### Written task
Copy each line where the word "Executive" occurs.
▼
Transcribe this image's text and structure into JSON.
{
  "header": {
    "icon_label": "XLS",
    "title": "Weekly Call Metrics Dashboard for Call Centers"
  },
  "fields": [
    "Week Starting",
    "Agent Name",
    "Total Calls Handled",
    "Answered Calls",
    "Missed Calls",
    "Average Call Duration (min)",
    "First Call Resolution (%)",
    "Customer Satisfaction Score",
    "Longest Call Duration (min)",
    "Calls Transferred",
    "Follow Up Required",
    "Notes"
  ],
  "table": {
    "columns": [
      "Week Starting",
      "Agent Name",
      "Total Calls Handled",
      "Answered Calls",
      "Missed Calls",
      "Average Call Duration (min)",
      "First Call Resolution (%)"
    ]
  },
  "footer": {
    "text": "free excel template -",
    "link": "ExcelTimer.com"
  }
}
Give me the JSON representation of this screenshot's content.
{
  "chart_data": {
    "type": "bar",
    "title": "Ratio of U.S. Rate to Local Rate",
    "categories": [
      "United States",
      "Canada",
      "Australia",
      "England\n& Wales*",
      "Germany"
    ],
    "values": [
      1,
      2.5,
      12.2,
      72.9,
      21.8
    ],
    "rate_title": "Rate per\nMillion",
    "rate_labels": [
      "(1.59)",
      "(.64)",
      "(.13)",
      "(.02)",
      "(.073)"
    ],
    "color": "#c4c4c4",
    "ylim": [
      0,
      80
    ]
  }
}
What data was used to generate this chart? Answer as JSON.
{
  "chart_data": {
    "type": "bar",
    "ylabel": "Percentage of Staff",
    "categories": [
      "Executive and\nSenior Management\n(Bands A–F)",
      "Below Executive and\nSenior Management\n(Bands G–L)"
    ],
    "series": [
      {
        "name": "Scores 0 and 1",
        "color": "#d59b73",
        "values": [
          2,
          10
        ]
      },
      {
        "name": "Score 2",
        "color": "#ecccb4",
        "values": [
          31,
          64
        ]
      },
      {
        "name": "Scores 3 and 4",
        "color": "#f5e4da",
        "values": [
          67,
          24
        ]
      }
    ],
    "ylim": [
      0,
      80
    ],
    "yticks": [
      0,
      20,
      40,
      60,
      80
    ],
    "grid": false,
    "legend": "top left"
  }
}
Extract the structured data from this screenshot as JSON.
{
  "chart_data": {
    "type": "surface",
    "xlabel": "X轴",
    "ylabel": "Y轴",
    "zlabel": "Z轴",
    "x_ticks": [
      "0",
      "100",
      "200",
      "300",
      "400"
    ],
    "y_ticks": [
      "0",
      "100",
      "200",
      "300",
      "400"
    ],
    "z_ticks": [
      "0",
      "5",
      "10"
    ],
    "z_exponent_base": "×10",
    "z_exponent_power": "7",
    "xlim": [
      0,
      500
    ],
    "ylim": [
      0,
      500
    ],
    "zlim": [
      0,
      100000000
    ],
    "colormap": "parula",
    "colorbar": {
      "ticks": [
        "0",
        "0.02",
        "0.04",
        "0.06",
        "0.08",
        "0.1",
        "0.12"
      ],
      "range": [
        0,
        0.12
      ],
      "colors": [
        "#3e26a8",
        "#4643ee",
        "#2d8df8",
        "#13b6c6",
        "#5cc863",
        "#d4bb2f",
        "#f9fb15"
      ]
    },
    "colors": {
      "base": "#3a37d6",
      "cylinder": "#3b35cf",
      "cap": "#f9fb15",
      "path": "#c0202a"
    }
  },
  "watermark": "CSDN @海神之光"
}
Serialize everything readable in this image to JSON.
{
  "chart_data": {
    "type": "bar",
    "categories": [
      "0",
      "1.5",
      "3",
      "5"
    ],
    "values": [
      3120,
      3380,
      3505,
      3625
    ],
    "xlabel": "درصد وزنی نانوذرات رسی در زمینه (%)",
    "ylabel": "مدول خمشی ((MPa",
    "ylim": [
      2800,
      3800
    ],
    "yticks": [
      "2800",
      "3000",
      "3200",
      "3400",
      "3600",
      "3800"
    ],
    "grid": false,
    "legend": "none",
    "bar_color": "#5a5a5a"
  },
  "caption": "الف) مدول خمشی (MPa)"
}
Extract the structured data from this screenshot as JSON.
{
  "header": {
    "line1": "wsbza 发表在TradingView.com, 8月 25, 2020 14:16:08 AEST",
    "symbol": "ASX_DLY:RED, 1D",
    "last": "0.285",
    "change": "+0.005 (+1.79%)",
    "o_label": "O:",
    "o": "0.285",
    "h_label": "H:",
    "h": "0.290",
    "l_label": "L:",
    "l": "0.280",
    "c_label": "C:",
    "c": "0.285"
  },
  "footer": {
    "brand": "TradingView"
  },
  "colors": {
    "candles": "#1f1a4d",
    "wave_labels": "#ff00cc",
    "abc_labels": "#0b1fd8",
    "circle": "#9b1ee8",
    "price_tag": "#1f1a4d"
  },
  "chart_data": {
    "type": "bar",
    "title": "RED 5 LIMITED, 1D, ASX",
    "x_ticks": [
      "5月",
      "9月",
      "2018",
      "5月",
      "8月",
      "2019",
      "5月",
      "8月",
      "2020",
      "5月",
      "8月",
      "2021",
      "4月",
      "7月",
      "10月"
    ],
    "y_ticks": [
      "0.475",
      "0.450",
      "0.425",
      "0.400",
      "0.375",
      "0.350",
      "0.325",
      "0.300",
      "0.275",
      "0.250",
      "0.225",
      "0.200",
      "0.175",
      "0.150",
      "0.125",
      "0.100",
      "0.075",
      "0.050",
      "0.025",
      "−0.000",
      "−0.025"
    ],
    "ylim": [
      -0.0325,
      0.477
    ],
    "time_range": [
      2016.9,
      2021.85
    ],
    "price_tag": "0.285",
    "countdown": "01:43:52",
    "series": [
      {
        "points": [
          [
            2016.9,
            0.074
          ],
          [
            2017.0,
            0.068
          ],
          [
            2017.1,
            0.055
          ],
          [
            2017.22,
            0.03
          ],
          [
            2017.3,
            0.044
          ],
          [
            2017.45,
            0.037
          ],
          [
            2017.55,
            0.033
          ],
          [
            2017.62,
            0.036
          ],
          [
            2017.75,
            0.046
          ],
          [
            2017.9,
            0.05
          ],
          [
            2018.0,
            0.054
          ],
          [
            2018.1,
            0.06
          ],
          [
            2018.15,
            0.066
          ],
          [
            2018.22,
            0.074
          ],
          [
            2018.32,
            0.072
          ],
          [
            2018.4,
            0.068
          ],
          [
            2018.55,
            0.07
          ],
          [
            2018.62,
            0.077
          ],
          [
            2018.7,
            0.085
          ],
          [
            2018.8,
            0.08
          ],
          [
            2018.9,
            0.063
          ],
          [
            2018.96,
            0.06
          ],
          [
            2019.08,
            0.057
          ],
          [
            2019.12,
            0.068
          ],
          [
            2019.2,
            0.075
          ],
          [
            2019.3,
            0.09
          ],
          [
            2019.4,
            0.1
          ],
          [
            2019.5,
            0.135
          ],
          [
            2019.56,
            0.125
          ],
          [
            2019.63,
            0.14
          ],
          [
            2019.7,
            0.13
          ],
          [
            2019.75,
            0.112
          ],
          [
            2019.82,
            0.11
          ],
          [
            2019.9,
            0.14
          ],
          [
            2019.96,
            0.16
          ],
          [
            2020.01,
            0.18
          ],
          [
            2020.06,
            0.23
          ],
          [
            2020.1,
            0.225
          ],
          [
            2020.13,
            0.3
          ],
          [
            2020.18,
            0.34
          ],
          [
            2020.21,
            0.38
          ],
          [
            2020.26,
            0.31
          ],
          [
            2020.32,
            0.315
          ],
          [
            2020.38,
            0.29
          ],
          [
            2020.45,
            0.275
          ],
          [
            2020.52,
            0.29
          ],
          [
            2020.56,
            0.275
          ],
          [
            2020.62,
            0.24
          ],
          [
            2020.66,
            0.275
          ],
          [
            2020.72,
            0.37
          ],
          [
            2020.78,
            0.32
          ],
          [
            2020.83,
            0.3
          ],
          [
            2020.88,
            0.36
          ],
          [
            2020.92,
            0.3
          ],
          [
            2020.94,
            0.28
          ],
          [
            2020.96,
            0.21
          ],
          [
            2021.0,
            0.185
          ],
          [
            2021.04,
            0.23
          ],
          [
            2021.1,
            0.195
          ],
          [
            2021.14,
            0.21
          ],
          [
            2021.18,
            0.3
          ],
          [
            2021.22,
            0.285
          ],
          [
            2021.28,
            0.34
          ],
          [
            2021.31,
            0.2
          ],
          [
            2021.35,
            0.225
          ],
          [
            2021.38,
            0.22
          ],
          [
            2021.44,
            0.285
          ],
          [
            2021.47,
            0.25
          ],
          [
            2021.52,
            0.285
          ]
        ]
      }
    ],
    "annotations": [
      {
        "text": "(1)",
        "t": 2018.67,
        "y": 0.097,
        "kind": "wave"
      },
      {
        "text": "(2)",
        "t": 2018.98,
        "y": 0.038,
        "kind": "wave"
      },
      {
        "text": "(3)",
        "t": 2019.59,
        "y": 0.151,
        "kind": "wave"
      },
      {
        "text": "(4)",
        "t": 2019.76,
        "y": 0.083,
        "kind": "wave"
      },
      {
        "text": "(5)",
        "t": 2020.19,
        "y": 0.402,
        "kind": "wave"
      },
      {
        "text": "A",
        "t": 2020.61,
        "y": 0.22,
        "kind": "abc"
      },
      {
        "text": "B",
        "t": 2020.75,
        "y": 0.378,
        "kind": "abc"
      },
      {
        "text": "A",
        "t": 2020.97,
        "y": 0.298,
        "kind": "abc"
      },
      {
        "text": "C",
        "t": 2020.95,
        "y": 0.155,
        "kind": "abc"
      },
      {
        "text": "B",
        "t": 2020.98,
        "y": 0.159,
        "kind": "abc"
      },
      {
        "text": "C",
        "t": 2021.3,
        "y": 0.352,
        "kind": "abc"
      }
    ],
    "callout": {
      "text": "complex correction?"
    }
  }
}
▲
### Expected answer
      "Executive and\nSenior Management\n(Bands A–F)",
      "Below Executive and\nSenior Management\n(Bands G–L)"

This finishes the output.